- [Set exercise]: Make an exact copy of the entries below with the pictures removed.

— Start Recorded data —

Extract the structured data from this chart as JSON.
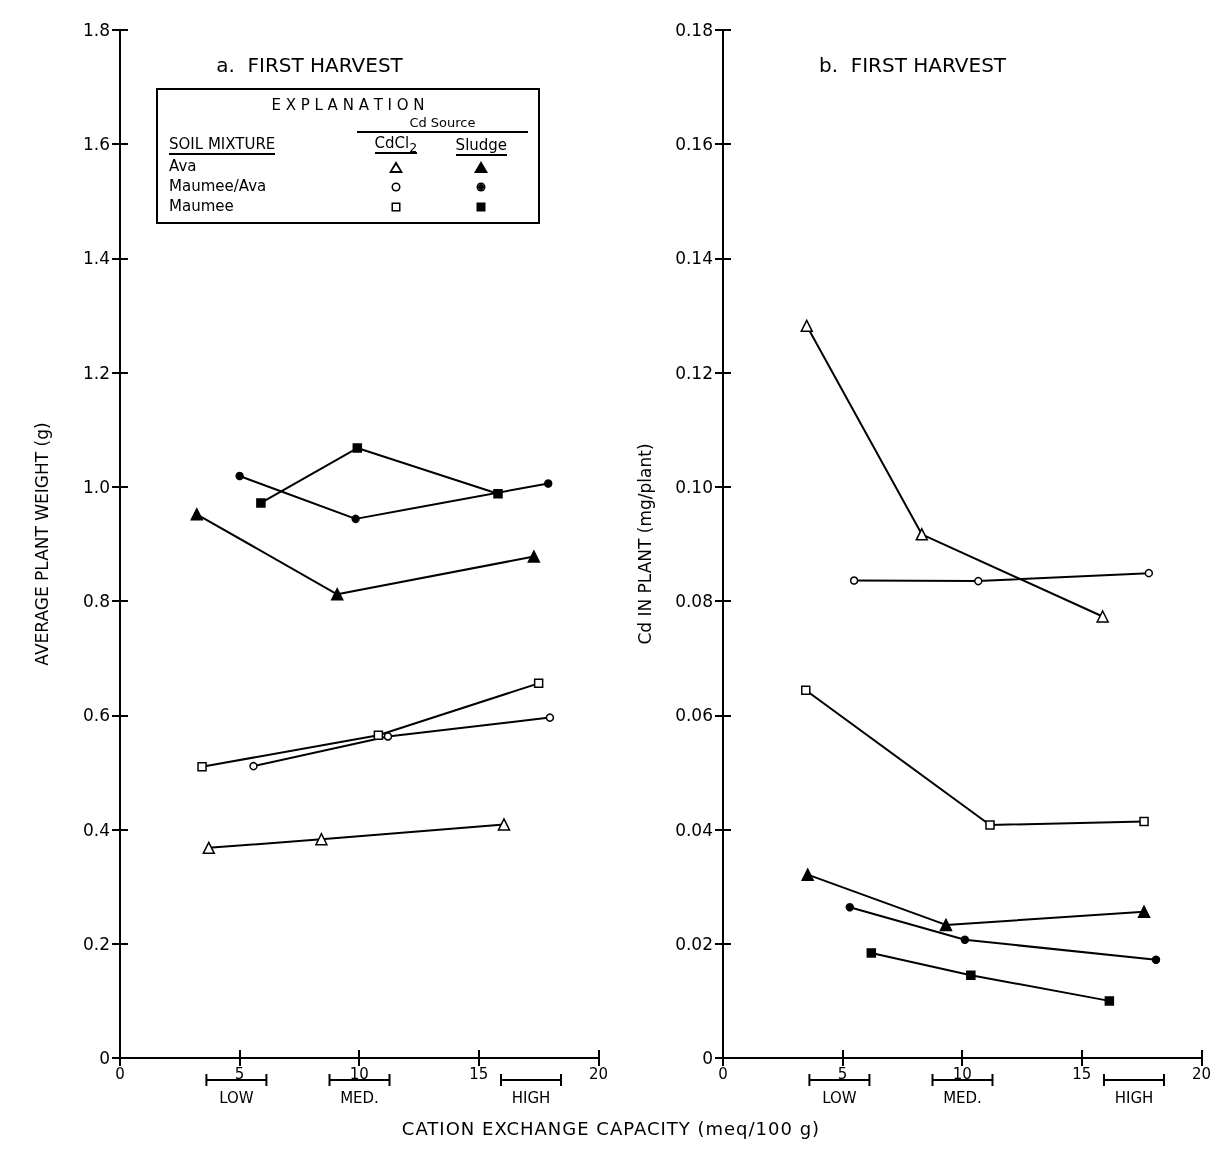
{
  "chart_data": [
    {
      "type": "line",
      "title": "a.  FIRST HARVEST",
      "xlabel": "CATION EXCHANGE CAPACITY (meq/100 g)",
      "ylabel": "AVERAGE PLANT WEIGHT (g)",
      "annotations": [
        "E X P L A N A T I O N",
        "Cd Source",
        "SOIL MIXTURE",
        "CdCl$_{2}$",
        "Sludge",
        "Ava",
        "Maumee/Ava",
        "Maumee",
        "LOW",
        "MED.",
        "HIGH"
      ],
      "xlim": [
        0,
        20
      ],
      "xticks": [
        0,
        5,
        10,
        15,
        20
      ],
      "ylim": [
        0,
        1.8
      ],
      "yticks": [
        0,
        0.2,
        0.4,
        0.6,
        0.8,
        {
          "value": 1,
          "label": "1.0"
        },
        1.2,
        1.4,
        1.6,
        1.8
      ],
      "grid": false,
      "series": [
        {
          "color": "#000000",
          "marker": "triangle",
          "colors": [
            "#ffffff",
            "#ffffff",
            "#ffffff"
          ],
          "x": [
            3.71,
            8.42,
            16.05
          ],
          "values": [
            0.368,
            0.383,
            0.409
          ]
        },
        {
          "color": "#000000",
          "marker": "triangle",
          "colors": [
            "#000000",
            "#000000",
            "#000000"
          ],
          "x": [
            3.21,
            9.08,
            17.3
          ],
          "values": [
            0.952,
            0.812,
            0.878
          ]
        },
        {
          "color": "#000000",
          "marker": "circle",
          "colors": [
            "#ffffff",
            "#ffffff",
            "#ffffff"
          ],
          "x": [
            5.58,
            11.2,
            17.97
          ],
          "values": [
            0.511,
            0.563,
            0.596
          ]
        },
        {
          "color": "#000000",
          "marker": "circle",
          "colors": [
            "#000000",
            "#000000",
            "#000000"
          ],
          "x": [
            5.0,
            9.85,
            17.9
          ],
          "values": [
            1.019,
            0.944,
            1.006
          ]
        },
        {
          "color": "#000000",
          "marker": "square",
          "colors": [
            "#ffffff",
            "#ffffff",
            "#ffffff"
          ],
          "x": [
            3.43,
            10.8,
            17.5
          ],
          "values": [
            0.51,
            0.565,
            0.656
          ]
        },
        {
          "color": "#000000",
          "marker": "square",
          "colors": [
            "#000000",
            "#000000",
            "#000000"
          ],
          "x": [
            5.89,
            9.92,
            15.8
          ],
          "values": [
            0.972,
            1.068,
            0.988
          ]
        }
      ]
    },
    {
      "type": "line",
      "title": "b.  FIRST HARVEST",
      "ylabel": "Cd IN PLANT (mg/plant)",
      "annotations": [
        "LOW",
        "MED.",
        "HIGH"
      ],
      "xlim": [
        0,
        20
      ],
      "xticks": [
        0,
        5,
        10,
        15,
        20
      ],
      "ylim": [
        0,
        0.18
      ],
      "yticks": [
        0,
        0.02,
        0.04,
        0.06,
        0.08,
        {
          "value": 0.1,
          "label": "0.10"
        },
        0.12,
        0.14,
        0.16,
        0.18
      ],
      "grid": false,
      "series": [
        {
          "color": "#000000",
          "marker": "triangle",
          "colors": [
            "#ffffff",
            "#ffffff",
            "#ffffff"
          ],
          "x": [
            3.5,
            8.31,
            15.87
          ],
          "values": [
            0.1282,
            0.0917,
            0.0773
          ]
        },
        {
          "color": "#000000",
          "marker": "triangle",
          "colors": [
            "#000000",
            "#000000",
            "#000000"
          ],
          "x": [
            3.54,
            9.32,
            17.6
          ],
          "values": [
            0.0321,
            0.0233,
            0.0256
          ]
        },
        {
          "color": "#000000",
          "marker": "circle",
          "colors": [
            "#ffffff",
            "#ffffff",
            "#ffffff"
          ],
          "x": [
            5.48,
            10.67,
            17.8
          ],
          "values": [
            0.0836,
            0.0835,
            0.0849
          ]
        },
        {
          "color": "#000000",
          "marker": "circle",
          "colors": [
            "#000000",
            "#000000",
            "#000000"
          ],
          "x": [
            5.3,
            10.11,
            18.1
          ],
          "values": [
            0.0264,
            0.0207,
            0.0172
          ]
        },
        {
          "color": "#000000",
          "marker": "square",
          "colors": [
            "#ffffff",
            "#ffffff",
            "#ffffff"
          ],
          "x": [
            3.46,
            11.16,
            17.6
          ],
          "values": [
            0.0644,
            0.0408,
            0.0414
          ]
        },
        {
          "color": "#000000",
          "marker": "square",
          "colors": [
            "#000000",
            "#000000",
            "#000000"
          ],
          "x": [
            6.2,
            10.36,
            16.15
          ],
          "values": [
            0.0184,
            0.0145,
            0.01
          ]
        }
      ]
    }
  ]
}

— End Recorded data —

- [Solution]:
Extract the structured data from this chart as JSON.
{
  "chart_data": [
    {
      "type": "line",
      "title": "a.  FIRST HARVEST",
      "xlabel": "CATION EXCHANGE CAPACITY (meq/100 g)",
      "ylabel": "AVERAGE PLANT WEIGHT (g)",
      "annotations": [
        "E X P L A N A T I O N",
        "Cd Source",
        "SOIL MIXTURE",
        "CdCl$_{2}$",
        "Sludge",
        "Ava",
        "Maumee/Ava",
        "Maumee",
        "LOW",
        "MED.",
        "HIGH"
      ],
      "xlim": [
        0,
        20
      ],
      "xticks": [
        0,
        5,
        10,
        15,
        20
      ],
      "ylim": [
        0,
        1.8
      ],
      "yticks": [
        0,
        0.2,
        0.4,
        0.6,
        0.8,
        {
          "value": 1,
          "label": "1.0"
        },
        1.2,
        1.4,
        1.6,
        1.8
      ],
      "grid": false,
      "series": [
        {
          "color": "#000000",
          "marker": "triangle",
          "colors": [
            "#ffffff",
            "#ffffff",
            "#ffffff"
          ],
          "x": [
            3.71,
            8.42,
            16.05
          ],
          "values": [
            0.368,
            0.383,
            0.409
          ]
        },
        {
          "color": "#000000",
          "marker": "triangle",
          "colors": [
            "#000000",
            "#000000",
            "#000000"
          ],
          "x": [
            3.21,
            9.08,
            17.3
          ],
          "values": [
            0.952,
            0.812,
            0.878
          ]
        },
        {
          "color": "#000000",
          "marker": "circle",
          "colors": [
            "#ffffff",
            "#ffffff",
            "#ffffff"
          ],
          "x": [
            5.58,
            11.2,
            17.97
          ],
          "values": [
            0.511,
            0.563,
            0.596
          ]
        },
        {
          "color": "#000000",
          "marker": "circle",
          "colors": [
            "#000000",
            "#000000",
            "#000000"
          ],
          "x": [
            5.0,
            9.85,
            17.9
          ],
          "values": [
            1.019,
            0.944,
            1.006
          ]
        },
        {
          "color": "#000000",
          "marker": "square",
          "colors": [
            "#ffffff",
            "#ffffff",
            "#ffffff"
          ],
          "x": [
            3.43,
            10.8,
            17.5
          ],
          "values": [
            0.51,
            0.565,
            0.656
          ]
        },
        {
          "color": "#000000",
          "marker": "square",
          "colors": [
            "#000000",
            "#000000",
            "#000000"
          ],
          "x": [
            5.89,
            9.92,
            15.8
          ],
          "values": [
            0.972,
            1.068,
            0.988
          ]
        }
      ]
    },
    {
      "type": "line",
      "title": "b.  FIRST HARVEST",
      "ylabel": "Cd IN PLANT (mg/plant)",
      "annotations": [
        "LOW",
        "MED.",
        "HIGH"
      ],
      "xlim": [
        0,
        20
      ],
      "xticks": [
        0,
        5,
        10,
        15,
        20
      ],
      "ylim": [
        0,
        0.18
      ],
      "yticks": [
        0,
        0.02,
        0.04,
        0.06,
        0.08,
        {
          "value": 0.1,
          "label": "0.10"
        },
        0.12,
        0.14,
        0.16,
        0.18
      ],
      "grid": false,
      "series": [
        {
          "color": "#000000",
          "marker": "triangle",
          "colors": [
            "#ffffff",
            "#ffffff",
            "#ffffff"
          ],
          "x": [
            3.5,
            8.31,
            15.87
          ],
          "values": [
            0.1282,
            0.0917,
            0.0773
          ]
        },
        {
          "color": "#000000",
          "marker": "triangle",
          "colors": [
            "#000000",
            "#000000",
            "#000000"
          ],
          "x": [
            3.54,
            9.32,
            17.6
          ],
          "values": [
            0.0321,
            0.0233,
            0.0256
          ]
        },
        {
          "color": "#000000",
          "marker": "circle",
          "colors": [
            "#ffffff",
            "#ffffff",
            "#ffffff"
          ],
          "x": [
            5.48,
            10.67,
            17.8
          ],
          "values": [
            0.0836,
            0.0835,
            0.0849
          ]
        },
        {
          "color": "#000000",
          "marker": "circle",
          "colors": [
            "#000000",
            "#000000",
            "#000000"
          ],
          "x": [
            5.3,
            10.11,
            18.1
          ],
          "values": [
            0.0264,
            0.0207,
            0.0172
          ]
        },
        {
          "color": "#000000",
          "marker": "square",
          "colors": [
            "#ffffff",
            "#ffffff",
            "#ffffff"
          ],
          "x": [
            3.46,
            11.16,
            17.6
          ],
          "values": [
            0.0644,
            0.0408,
            0.0414
          ]
        },
        {
          "color": "#000000",
          "marker": "square",
          "colors": [
            "#000000",
            "#000000",
            "#000000"
          ],
          "x": [
            6.2,
            10.36,
            16.15
          ],
          "values": [
            0.0184,
            0.0145,
            0.01
          ]
        }
      ]
    }
  ]
}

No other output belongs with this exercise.